# RECORD LIST:
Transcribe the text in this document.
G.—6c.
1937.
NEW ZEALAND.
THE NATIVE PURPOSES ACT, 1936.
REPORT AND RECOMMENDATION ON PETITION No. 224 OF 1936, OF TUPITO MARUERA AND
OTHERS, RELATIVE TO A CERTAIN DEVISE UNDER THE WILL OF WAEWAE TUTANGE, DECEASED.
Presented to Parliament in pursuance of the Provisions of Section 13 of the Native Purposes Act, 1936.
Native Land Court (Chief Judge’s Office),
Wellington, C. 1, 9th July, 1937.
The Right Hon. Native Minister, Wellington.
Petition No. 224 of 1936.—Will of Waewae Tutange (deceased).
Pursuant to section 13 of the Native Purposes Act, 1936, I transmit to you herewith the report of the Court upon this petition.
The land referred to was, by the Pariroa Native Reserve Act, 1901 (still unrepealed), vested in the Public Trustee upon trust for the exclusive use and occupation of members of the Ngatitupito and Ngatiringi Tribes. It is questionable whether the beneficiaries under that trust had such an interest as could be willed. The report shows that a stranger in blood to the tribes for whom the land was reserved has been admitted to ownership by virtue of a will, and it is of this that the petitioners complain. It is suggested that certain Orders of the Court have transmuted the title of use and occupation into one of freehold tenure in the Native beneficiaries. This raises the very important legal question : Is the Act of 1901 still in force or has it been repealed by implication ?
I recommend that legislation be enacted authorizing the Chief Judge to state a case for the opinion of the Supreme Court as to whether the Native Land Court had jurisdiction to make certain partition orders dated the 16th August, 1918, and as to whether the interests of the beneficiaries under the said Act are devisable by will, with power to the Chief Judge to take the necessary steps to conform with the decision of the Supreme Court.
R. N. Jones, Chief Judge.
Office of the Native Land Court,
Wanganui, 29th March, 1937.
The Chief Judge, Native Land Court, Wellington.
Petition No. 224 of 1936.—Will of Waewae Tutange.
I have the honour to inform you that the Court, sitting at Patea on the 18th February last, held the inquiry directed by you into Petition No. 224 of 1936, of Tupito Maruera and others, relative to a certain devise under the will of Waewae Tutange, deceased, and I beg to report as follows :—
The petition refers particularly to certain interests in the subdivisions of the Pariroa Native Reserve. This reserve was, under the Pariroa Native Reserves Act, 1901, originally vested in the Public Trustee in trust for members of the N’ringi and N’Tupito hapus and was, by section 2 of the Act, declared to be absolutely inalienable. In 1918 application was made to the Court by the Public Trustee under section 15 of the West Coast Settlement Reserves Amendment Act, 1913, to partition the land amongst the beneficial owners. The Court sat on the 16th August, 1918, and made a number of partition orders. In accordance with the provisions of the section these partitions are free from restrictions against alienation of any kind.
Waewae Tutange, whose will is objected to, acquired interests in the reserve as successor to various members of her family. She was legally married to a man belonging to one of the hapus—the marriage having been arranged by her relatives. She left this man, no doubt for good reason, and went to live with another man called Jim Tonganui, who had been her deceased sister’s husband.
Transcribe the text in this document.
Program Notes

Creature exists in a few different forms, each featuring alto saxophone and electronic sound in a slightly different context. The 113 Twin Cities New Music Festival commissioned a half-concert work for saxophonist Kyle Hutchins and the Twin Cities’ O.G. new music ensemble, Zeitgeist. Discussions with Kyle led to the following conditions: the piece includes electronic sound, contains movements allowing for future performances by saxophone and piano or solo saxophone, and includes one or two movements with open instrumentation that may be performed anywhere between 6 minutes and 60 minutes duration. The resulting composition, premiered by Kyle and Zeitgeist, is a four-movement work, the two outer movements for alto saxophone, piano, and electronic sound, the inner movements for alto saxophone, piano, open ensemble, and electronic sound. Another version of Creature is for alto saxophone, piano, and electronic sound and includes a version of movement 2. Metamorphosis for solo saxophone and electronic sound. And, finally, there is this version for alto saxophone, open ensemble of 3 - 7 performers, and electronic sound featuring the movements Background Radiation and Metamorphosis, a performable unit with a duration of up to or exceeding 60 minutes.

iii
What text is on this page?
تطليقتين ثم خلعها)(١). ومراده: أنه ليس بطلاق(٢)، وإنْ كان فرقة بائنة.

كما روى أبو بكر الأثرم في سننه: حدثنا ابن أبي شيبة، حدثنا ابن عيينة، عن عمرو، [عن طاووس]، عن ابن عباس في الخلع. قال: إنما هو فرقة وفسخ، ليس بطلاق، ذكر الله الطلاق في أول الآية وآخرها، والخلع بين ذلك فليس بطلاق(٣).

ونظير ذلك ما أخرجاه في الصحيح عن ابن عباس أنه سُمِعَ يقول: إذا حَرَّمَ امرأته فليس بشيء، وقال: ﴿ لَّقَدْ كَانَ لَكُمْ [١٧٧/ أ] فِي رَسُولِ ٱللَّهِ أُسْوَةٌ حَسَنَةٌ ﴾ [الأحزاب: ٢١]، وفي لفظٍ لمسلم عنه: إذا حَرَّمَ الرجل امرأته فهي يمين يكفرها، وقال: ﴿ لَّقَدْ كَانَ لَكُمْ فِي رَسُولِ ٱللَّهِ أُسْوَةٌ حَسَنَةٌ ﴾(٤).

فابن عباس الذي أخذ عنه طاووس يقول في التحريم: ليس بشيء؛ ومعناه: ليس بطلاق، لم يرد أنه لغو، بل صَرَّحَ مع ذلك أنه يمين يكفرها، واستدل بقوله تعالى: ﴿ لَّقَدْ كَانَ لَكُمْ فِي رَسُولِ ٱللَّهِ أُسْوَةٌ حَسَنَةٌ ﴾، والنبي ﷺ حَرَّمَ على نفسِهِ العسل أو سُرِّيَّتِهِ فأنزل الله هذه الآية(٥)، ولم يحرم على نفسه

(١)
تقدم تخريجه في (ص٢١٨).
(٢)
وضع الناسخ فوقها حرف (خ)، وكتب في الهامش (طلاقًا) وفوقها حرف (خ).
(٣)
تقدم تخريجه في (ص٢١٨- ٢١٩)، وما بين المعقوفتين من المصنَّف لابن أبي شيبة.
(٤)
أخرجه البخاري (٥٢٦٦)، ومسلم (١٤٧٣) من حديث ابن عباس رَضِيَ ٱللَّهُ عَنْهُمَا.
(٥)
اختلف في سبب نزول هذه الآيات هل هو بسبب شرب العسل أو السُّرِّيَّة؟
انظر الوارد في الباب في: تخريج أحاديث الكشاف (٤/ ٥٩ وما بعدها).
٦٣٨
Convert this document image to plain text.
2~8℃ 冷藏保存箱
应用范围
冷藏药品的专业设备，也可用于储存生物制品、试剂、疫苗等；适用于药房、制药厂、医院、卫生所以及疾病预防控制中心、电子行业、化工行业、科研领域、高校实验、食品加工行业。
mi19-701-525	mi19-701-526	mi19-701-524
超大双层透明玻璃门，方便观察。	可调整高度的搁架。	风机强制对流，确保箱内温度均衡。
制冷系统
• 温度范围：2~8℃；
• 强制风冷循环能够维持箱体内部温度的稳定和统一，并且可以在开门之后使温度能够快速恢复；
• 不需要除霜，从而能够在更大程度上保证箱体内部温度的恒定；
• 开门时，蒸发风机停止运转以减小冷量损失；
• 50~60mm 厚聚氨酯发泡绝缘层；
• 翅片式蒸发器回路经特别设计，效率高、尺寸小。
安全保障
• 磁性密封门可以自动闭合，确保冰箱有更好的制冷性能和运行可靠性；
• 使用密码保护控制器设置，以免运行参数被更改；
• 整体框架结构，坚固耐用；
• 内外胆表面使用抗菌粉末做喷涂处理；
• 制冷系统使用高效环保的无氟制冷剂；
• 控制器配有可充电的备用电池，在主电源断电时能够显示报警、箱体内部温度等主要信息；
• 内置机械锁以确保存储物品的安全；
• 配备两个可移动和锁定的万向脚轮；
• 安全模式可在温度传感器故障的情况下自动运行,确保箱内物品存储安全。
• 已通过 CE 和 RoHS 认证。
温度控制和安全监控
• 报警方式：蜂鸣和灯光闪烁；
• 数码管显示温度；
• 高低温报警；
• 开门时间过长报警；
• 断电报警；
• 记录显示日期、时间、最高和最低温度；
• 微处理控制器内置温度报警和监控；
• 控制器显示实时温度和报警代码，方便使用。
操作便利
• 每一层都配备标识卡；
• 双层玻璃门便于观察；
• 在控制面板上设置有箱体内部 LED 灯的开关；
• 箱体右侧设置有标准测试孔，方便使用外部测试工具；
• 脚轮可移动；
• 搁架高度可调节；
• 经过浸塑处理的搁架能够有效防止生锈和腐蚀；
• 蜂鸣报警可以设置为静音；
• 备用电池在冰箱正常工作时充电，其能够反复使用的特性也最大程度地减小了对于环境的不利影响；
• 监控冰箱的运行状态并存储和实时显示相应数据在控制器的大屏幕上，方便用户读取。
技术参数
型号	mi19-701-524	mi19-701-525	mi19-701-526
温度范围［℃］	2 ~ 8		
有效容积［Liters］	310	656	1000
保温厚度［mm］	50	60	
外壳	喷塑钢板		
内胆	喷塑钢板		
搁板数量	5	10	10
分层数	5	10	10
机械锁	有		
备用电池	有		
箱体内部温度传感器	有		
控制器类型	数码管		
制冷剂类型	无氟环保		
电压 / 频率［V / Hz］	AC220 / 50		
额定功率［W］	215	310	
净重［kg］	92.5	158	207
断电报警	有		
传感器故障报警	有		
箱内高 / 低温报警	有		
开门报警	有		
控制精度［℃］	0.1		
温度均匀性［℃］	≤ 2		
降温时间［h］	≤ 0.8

# BRIEF:
Copy every line that contains the string "الآية".

# RESULT BELOW:
كما روى أبو بكر الأثرم في سننه: حدثنا ابن أبي شيبة، حدثنا ابن عيينة، عن عمرو، [عن طاووس]، عن ابن عباس في الخلع. قال: إنما هو فرقة وفسخ، ليس بطلاق، ذكر الله الطلاق في أول الآية وآخرها، والخلع بين ذلك فليس بطلاق(٣).
فابن عباس الذي أخذ عنه طاووس يقول في التحريم: ليس بشيء؛ ومعناه: ليس بطلاق، لم يرد أنه لغو، بل صَرَّحَ مع ذلك أنه يمين يكفرها، واستدل بقوله تعالى: ﴿ لَّقَدْ كَانَ لَكُمْ فِي رَسُولِ ٱللَّهِ أُسْوَةٌ حَسَنَةٌ ﴾، والنبي ﷺ حَرَّمَ على نفسِهِ العسل أو سُرِّيَّتِهِ فأنزل الله هذه الآية(٥)، ولم يحرم على نفسه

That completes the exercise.